Aim of the exercise -> Pick out every line of the entries below where "JSON" occurs, and copy those lines.

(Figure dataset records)
::::::

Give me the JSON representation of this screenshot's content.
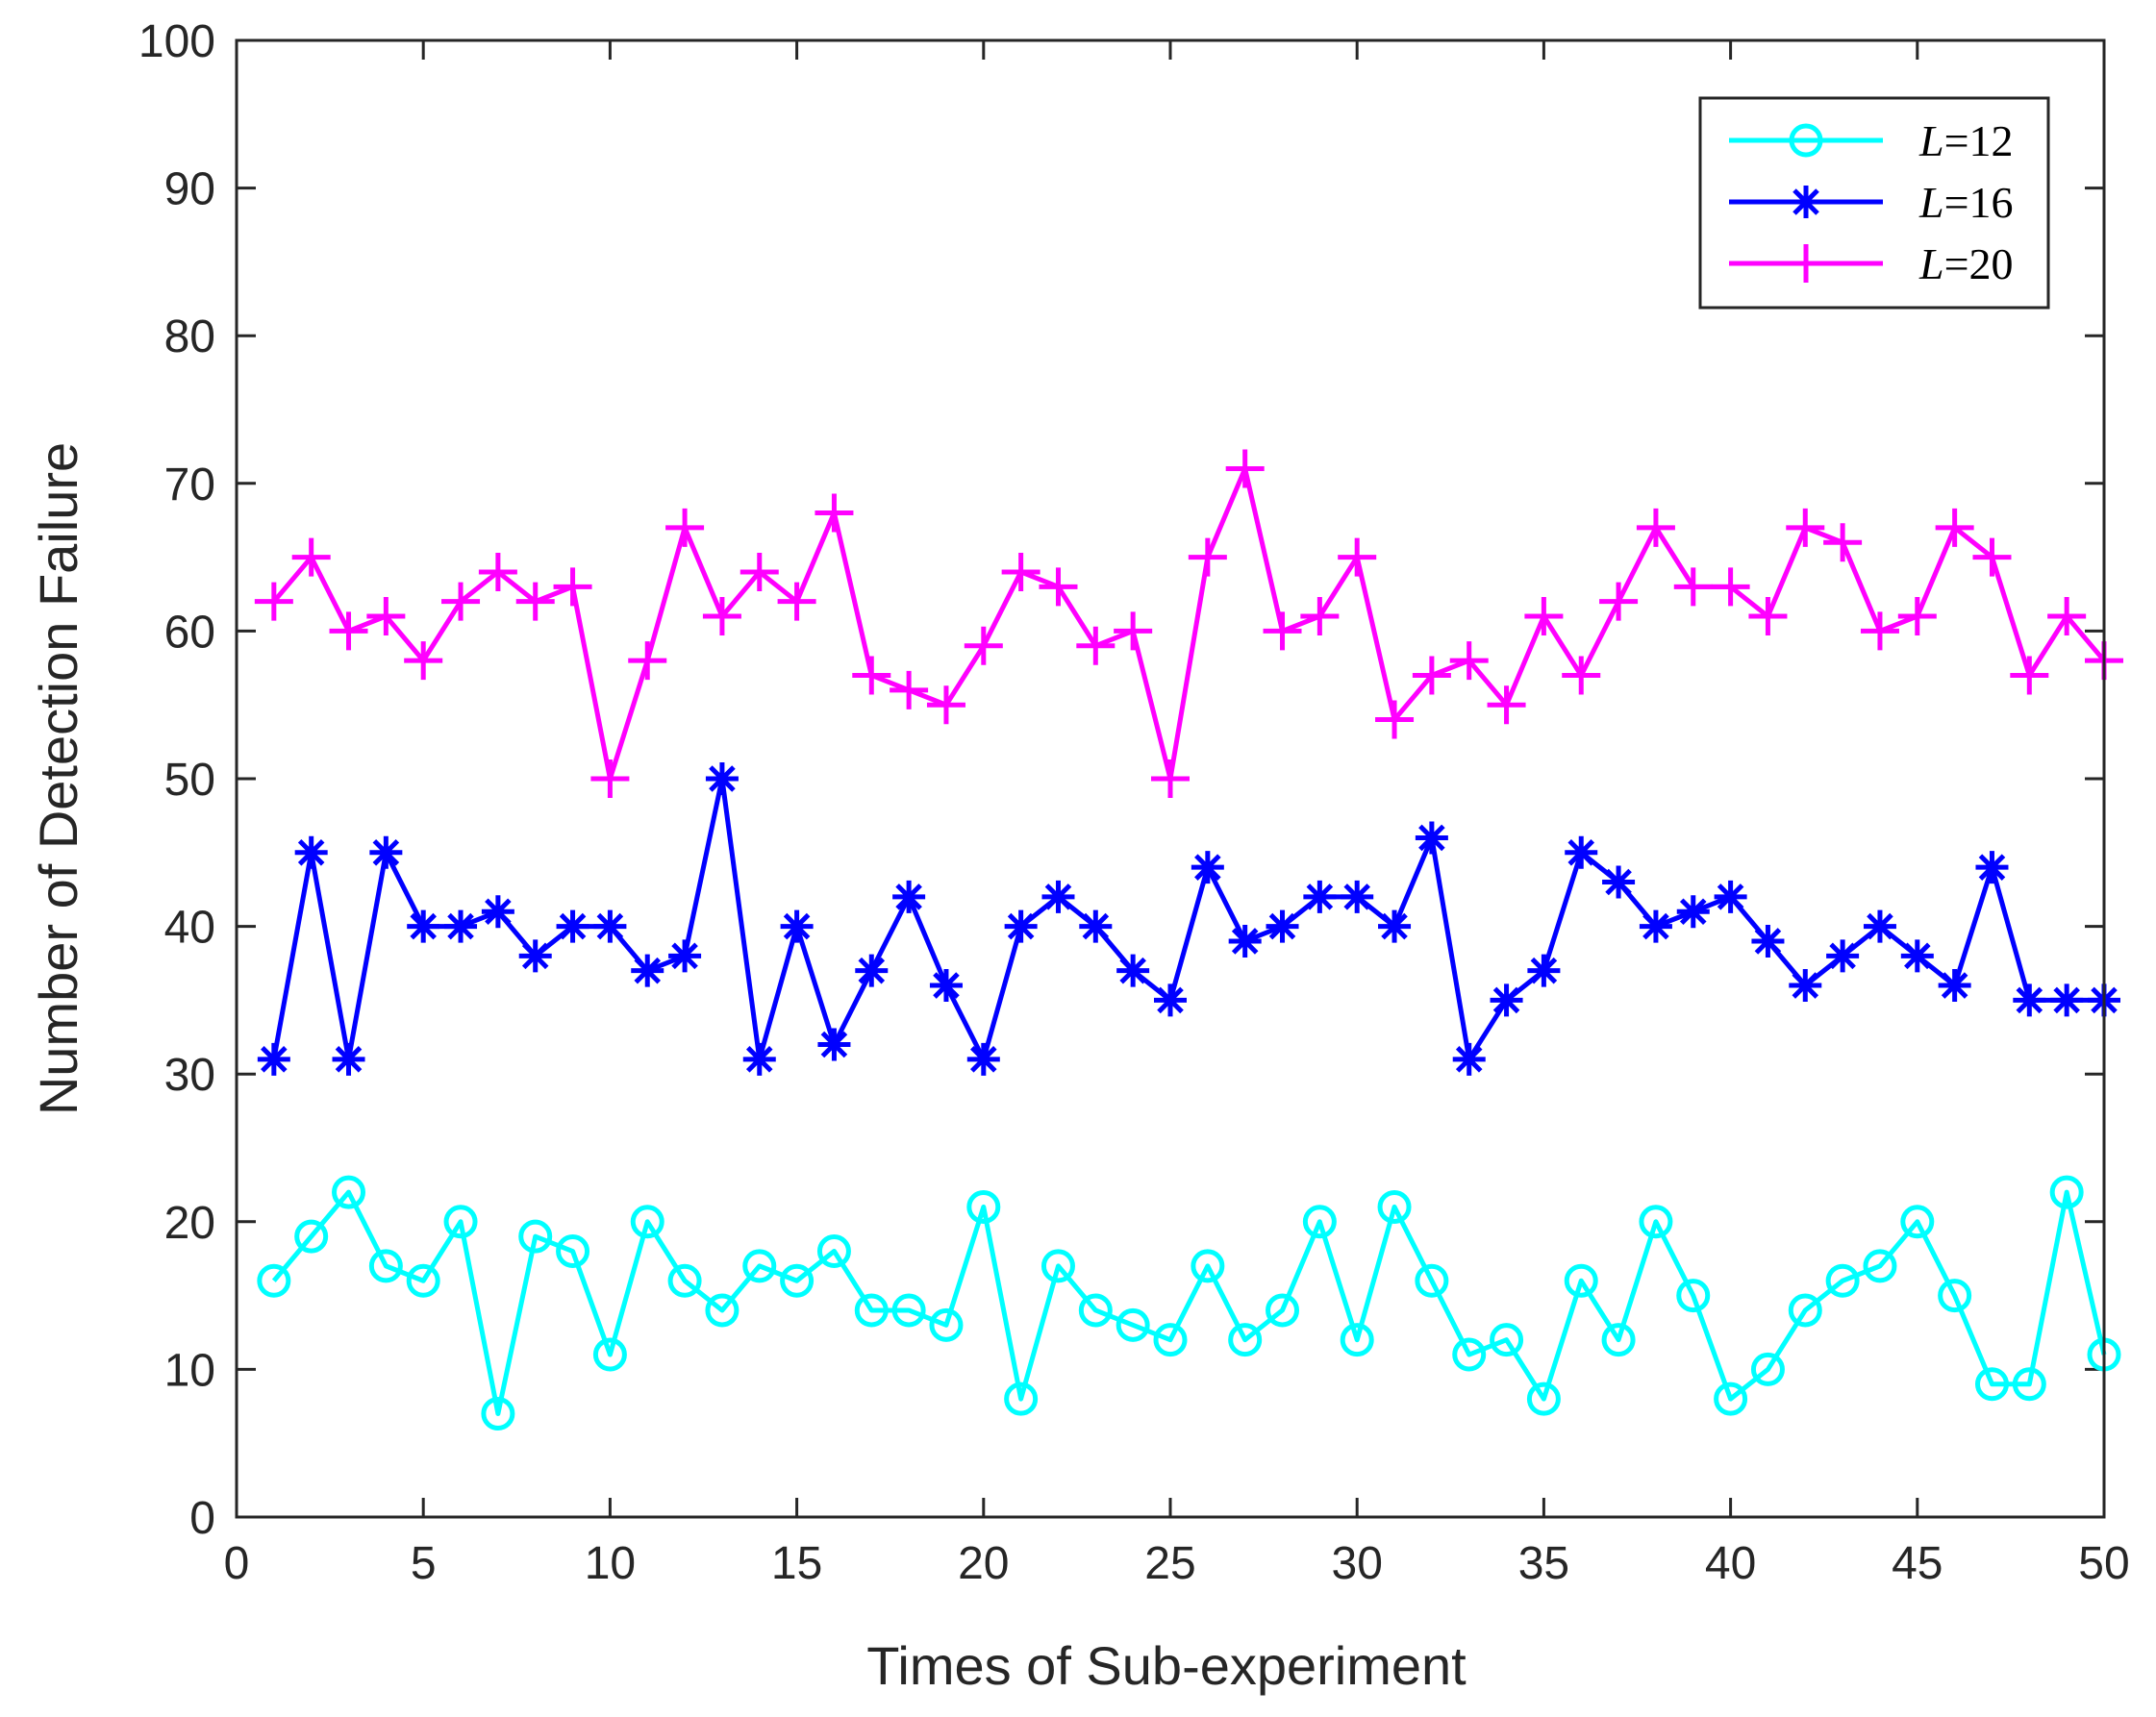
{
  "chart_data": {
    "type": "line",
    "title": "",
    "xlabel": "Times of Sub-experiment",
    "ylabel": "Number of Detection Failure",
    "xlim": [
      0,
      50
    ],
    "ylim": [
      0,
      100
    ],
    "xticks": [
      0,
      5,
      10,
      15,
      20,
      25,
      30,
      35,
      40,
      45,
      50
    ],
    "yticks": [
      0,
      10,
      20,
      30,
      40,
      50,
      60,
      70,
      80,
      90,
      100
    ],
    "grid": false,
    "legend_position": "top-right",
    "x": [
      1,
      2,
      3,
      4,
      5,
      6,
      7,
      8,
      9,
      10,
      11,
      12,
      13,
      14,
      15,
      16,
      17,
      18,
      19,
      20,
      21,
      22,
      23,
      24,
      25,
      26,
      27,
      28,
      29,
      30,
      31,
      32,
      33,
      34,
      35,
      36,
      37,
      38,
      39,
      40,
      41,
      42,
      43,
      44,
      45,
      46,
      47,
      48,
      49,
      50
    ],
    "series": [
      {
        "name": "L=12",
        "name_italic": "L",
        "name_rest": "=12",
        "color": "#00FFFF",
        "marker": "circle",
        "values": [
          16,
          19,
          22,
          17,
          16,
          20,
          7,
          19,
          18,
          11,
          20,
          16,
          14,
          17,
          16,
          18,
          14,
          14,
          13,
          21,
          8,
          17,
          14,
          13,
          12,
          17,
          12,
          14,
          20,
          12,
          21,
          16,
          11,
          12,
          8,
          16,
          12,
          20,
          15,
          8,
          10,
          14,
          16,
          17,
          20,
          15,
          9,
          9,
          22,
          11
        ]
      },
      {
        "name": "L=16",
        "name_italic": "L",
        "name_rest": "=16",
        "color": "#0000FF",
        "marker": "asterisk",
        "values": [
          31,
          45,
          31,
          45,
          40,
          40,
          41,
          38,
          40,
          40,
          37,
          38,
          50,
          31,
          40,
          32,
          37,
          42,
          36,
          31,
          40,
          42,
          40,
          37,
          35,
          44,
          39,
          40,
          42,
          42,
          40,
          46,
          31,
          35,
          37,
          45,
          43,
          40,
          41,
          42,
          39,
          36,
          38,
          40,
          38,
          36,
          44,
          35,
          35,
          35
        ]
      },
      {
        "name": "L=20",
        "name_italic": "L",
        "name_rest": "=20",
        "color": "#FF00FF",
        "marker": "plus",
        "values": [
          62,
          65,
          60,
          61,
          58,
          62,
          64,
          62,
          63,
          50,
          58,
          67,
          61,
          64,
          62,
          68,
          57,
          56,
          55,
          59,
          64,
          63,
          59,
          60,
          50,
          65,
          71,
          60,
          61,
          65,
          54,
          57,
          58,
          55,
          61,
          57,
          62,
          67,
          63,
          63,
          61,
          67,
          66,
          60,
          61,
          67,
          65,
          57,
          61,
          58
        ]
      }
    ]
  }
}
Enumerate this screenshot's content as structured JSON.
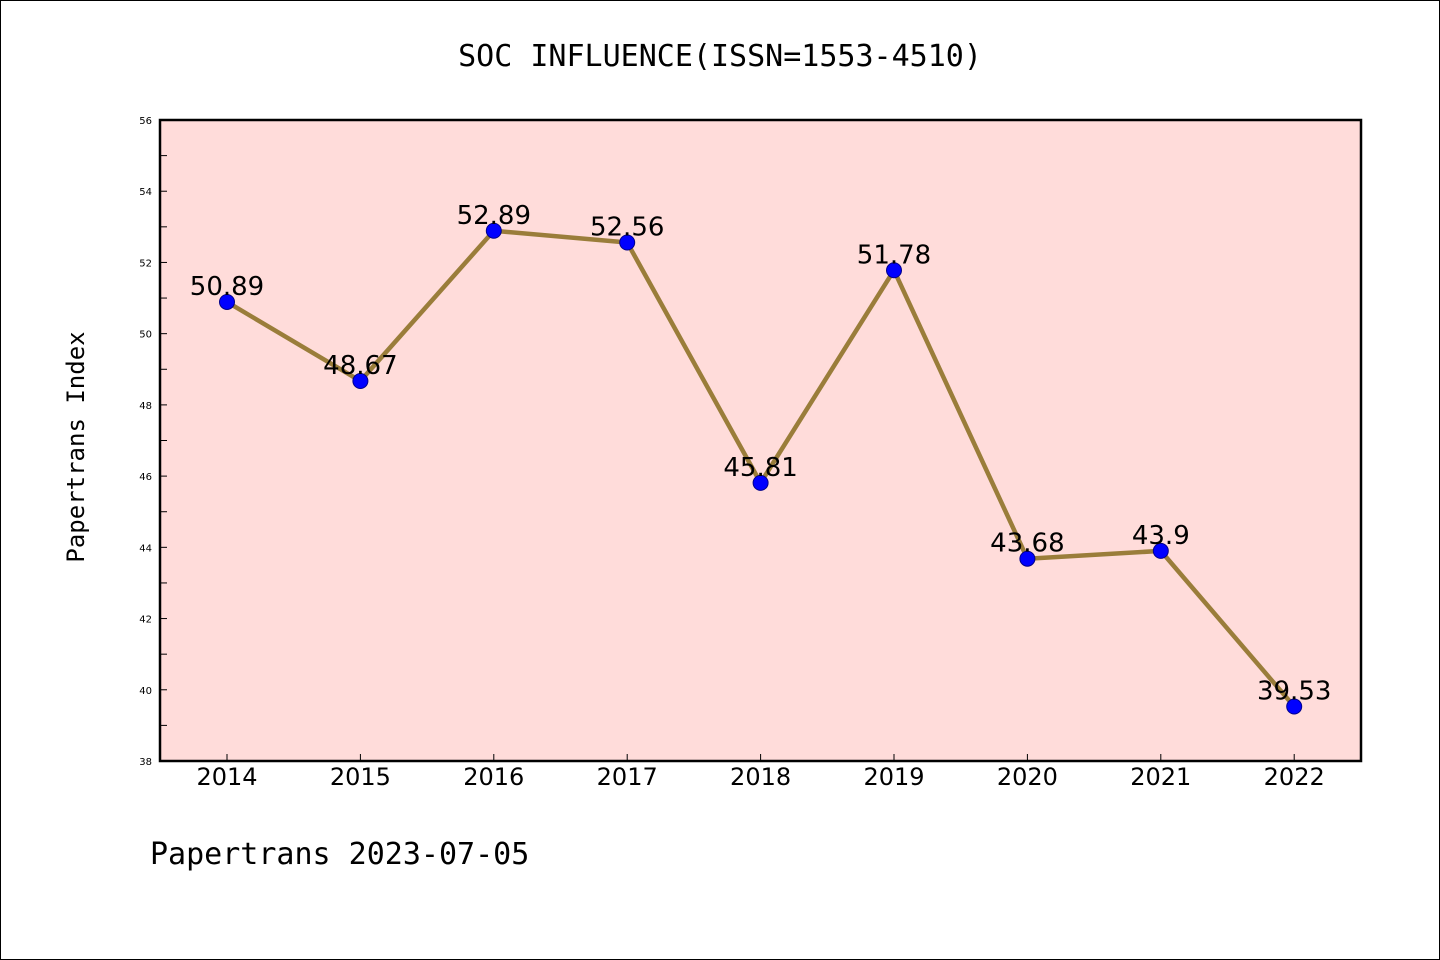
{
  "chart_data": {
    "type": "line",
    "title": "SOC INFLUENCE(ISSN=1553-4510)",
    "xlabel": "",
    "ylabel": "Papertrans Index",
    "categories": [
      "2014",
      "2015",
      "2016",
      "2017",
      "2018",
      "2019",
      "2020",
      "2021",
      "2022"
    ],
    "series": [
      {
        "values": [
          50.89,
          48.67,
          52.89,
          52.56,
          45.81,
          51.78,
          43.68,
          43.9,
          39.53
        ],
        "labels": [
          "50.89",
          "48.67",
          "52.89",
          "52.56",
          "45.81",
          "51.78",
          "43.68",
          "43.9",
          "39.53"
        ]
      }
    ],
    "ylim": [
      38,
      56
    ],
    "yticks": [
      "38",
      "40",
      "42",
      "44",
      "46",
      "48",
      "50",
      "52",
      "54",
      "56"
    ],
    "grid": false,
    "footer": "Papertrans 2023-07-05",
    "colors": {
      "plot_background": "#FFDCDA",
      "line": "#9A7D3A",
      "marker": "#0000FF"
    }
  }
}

::::::

Output for this task ->
Give me the JSON representation of this screenshot's content.
Enumerate this screenshot's content as structured JSON.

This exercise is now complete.